Set task —
For this exercise, copy out each line of the material below that includes "ylabel".

Given information —
- - - - - - -

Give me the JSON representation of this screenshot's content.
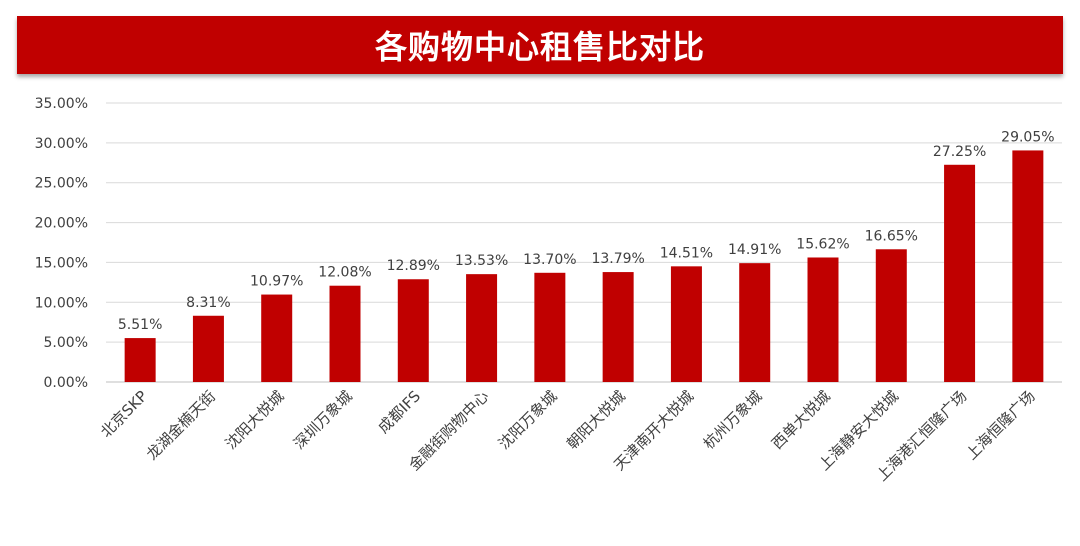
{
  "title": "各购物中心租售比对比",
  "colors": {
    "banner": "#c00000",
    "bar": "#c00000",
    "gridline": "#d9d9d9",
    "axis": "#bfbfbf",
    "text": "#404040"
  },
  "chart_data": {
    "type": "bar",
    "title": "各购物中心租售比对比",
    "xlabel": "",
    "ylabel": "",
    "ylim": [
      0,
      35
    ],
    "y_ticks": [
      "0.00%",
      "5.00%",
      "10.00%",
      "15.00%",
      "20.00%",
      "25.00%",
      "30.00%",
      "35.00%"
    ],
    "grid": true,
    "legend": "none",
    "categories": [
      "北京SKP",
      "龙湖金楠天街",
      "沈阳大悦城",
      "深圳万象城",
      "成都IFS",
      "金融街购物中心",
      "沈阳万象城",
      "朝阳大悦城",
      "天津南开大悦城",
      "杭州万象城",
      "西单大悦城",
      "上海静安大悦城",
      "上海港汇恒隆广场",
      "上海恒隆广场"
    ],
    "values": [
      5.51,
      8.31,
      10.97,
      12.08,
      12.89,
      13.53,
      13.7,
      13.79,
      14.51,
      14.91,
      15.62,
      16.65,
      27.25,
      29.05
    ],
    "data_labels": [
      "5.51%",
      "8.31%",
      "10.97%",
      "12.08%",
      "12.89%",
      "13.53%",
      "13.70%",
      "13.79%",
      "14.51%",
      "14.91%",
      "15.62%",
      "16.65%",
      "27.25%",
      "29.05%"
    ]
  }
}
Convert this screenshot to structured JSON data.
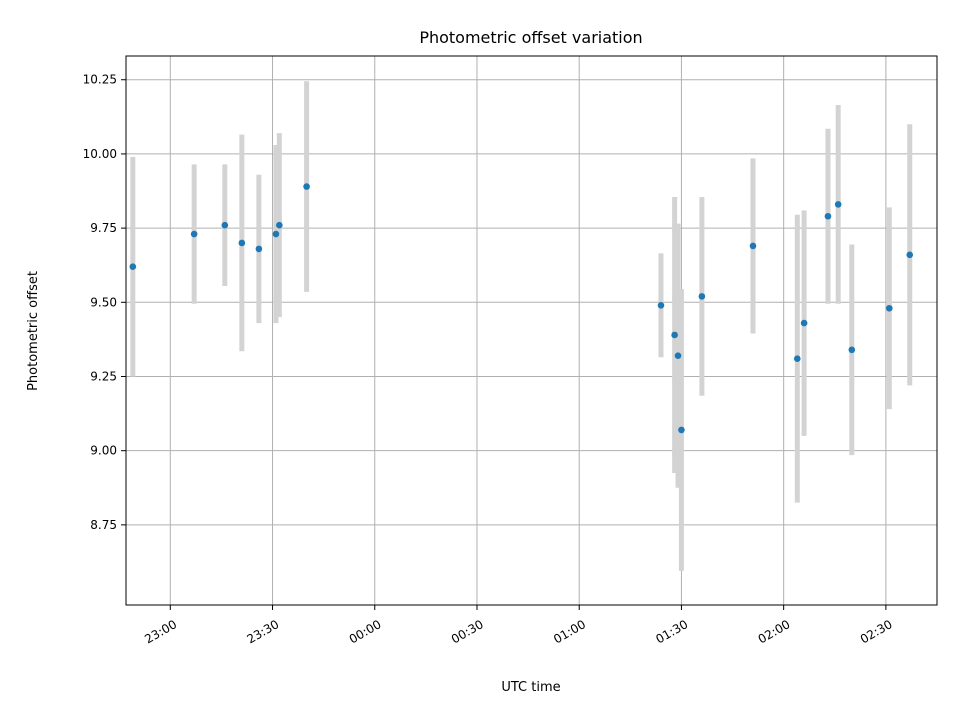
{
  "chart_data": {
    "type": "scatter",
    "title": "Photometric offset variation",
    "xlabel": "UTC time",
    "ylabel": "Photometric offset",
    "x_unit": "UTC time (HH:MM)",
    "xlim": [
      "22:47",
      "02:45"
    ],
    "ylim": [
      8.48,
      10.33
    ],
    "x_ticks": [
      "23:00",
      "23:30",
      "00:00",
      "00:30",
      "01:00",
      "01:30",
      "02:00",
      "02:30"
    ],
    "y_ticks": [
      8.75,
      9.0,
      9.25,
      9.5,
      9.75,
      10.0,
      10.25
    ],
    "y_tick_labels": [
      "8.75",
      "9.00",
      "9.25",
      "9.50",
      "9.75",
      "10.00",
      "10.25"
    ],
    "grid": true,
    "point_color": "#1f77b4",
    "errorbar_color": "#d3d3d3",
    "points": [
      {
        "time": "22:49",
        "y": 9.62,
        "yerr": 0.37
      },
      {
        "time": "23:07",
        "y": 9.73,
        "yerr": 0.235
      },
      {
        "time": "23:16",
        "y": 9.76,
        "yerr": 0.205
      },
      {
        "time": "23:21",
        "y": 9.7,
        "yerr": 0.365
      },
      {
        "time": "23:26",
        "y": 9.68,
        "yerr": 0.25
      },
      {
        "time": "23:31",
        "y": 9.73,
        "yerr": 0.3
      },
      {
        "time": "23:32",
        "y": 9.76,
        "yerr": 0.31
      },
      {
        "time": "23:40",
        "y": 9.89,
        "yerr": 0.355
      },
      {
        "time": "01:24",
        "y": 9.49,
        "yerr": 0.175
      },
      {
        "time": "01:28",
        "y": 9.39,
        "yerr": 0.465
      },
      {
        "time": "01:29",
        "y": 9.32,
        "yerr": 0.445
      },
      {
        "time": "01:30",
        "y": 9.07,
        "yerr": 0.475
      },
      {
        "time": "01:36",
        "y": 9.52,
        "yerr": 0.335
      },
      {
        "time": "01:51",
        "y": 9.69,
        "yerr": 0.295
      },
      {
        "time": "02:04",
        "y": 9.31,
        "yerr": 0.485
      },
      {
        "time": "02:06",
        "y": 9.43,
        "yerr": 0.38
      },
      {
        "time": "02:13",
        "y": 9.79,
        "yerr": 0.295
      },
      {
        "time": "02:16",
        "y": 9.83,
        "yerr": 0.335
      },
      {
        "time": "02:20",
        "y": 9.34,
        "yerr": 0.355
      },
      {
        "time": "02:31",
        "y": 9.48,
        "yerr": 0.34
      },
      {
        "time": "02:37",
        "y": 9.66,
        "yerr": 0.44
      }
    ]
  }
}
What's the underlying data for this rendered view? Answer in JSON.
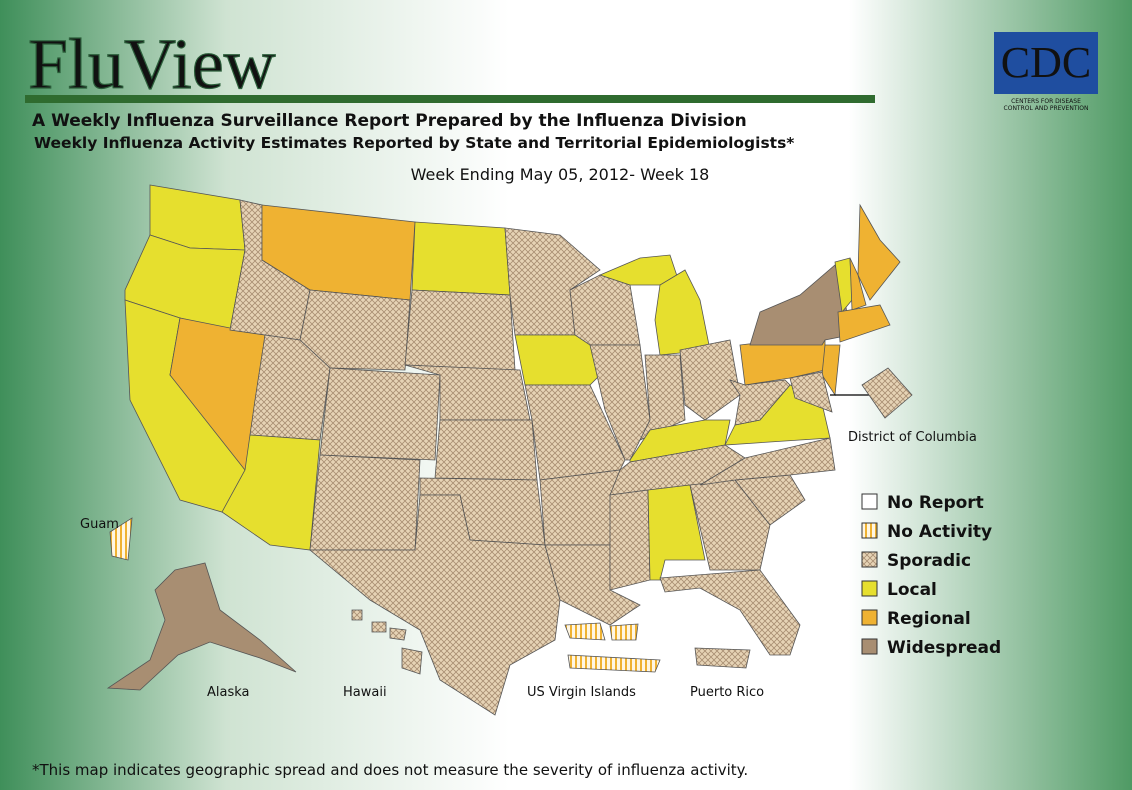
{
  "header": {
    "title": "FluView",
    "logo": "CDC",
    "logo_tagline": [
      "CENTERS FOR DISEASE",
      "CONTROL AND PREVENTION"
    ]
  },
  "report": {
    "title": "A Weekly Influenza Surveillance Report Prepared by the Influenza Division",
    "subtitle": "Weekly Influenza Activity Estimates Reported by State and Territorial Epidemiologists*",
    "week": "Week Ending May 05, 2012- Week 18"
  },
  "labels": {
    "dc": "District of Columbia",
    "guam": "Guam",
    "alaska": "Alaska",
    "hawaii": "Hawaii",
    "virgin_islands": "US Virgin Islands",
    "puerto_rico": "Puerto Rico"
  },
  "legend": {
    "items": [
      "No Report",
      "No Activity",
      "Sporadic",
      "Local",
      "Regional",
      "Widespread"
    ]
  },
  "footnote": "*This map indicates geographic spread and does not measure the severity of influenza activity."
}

- - - - - - -

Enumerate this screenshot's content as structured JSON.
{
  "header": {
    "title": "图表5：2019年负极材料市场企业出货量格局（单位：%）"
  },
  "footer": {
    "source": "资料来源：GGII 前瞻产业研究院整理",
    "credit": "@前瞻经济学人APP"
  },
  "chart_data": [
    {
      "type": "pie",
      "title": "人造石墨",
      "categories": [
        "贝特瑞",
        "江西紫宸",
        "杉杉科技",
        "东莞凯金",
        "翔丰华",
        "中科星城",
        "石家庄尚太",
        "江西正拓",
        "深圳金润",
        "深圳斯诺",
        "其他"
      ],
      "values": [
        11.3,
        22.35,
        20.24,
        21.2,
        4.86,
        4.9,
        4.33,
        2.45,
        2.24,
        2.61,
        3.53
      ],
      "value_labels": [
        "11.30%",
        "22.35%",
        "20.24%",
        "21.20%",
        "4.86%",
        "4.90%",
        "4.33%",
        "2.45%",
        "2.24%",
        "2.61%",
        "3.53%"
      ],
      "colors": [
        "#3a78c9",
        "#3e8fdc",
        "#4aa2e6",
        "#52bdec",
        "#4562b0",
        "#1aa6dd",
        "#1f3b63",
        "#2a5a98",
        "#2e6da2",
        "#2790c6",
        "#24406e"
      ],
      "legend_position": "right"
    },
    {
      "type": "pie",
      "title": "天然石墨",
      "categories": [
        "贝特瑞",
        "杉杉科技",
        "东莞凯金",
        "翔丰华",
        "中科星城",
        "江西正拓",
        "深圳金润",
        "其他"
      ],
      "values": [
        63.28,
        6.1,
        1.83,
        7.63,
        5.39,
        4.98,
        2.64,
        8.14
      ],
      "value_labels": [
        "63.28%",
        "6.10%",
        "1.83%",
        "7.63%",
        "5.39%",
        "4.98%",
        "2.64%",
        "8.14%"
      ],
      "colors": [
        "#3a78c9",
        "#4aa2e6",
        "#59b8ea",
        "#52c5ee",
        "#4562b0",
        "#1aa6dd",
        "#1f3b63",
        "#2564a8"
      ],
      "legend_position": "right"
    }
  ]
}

- - - - - - -

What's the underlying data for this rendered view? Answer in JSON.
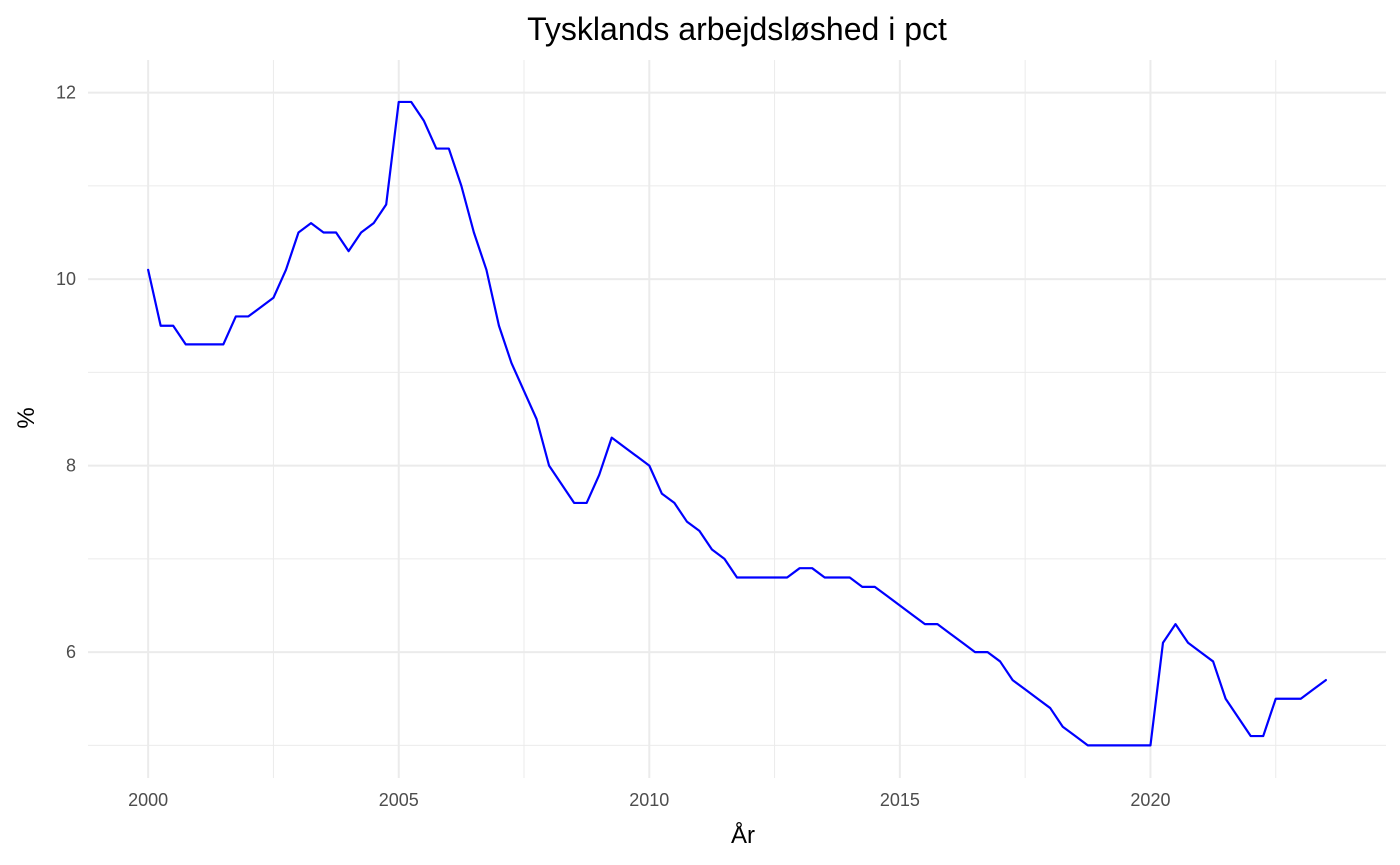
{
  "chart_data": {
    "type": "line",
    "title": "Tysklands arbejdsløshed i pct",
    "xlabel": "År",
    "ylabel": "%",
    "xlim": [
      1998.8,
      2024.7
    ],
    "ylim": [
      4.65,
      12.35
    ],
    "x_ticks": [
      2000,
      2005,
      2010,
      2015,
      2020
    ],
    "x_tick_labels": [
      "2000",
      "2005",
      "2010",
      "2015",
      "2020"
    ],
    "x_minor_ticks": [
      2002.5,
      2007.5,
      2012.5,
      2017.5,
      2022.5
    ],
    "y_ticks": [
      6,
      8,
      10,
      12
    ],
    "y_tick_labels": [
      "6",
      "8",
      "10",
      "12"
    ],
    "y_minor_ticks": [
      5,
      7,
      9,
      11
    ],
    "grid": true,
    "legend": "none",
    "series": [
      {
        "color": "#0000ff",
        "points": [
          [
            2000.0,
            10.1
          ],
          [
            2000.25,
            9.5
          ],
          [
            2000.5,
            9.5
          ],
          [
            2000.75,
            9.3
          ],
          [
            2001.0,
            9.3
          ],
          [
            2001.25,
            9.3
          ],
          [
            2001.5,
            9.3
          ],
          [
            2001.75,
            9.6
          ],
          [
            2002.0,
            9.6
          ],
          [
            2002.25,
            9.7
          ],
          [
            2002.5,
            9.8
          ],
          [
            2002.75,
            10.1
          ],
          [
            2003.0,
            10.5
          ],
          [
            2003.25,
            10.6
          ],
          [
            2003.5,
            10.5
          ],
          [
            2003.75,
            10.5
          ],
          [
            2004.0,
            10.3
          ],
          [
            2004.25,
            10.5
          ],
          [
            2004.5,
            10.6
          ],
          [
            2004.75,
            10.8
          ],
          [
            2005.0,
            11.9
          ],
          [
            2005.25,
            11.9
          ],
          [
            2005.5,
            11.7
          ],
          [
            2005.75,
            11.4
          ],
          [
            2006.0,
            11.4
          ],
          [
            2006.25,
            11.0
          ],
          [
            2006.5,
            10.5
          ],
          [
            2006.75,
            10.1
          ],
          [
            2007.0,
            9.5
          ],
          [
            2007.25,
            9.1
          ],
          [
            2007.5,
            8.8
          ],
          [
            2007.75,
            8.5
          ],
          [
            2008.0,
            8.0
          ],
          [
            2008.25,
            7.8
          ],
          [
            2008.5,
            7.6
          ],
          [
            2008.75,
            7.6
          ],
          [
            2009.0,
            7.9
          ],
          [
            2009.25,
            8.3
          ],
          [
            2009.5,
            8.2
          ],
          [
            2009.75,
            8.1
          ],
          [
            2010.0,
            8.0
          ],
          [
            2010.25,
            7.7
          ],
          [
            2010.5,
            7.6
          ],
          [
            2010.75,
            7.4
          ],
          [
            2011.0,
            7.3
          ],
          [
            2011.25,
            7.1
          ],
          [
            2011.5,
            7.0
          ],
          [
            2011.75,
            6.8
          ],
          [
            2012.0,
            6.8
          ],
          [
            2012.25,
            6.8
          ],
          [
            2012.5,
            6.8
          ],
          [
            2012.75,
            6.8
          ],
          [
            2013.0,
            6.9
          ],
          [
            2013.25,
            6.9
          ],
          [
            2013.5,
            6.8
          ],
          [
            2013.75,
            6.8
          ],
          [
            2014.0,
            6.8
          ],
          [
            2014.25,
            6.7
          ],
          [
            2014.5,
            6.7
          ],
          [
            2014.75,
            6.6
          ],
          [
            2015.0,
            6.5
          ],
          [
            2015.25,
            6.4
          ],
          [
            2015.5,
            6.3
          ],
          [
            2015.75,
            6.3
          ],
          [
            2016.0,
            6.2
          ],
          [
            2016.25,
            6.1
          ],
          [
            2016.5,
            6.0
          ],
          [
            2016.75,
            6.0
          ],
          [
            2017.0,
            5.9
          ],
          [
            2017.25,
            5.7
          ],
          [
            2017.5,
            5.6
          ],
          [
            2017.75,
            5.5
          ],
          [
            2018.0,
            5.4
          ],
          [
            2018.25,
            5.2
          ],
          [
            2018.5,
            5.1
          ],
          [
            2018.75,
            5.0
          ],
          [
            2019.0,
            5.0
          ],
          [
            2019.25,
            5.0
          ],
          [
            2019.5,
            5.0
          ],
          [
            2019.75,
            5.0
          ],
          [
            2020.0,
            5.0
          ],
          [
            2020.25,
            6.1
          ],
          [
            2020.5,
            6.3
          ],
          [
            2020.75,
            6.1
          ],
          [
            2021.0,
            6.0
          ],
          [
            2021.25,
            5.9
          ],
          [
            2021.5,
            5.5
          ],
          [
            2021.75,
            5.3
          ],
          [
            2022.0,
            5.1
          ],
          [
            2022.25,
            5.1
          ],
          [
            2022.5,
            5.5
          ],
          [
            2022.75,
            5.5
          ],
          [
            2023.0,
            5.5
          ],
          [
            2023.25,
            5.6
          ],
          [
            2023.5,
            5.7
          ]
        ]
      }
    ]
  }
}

- - - - - - -

Task solution —
    "ylabel": "",
    "ylabel": "Photometric offset",
    "ylabel": "%",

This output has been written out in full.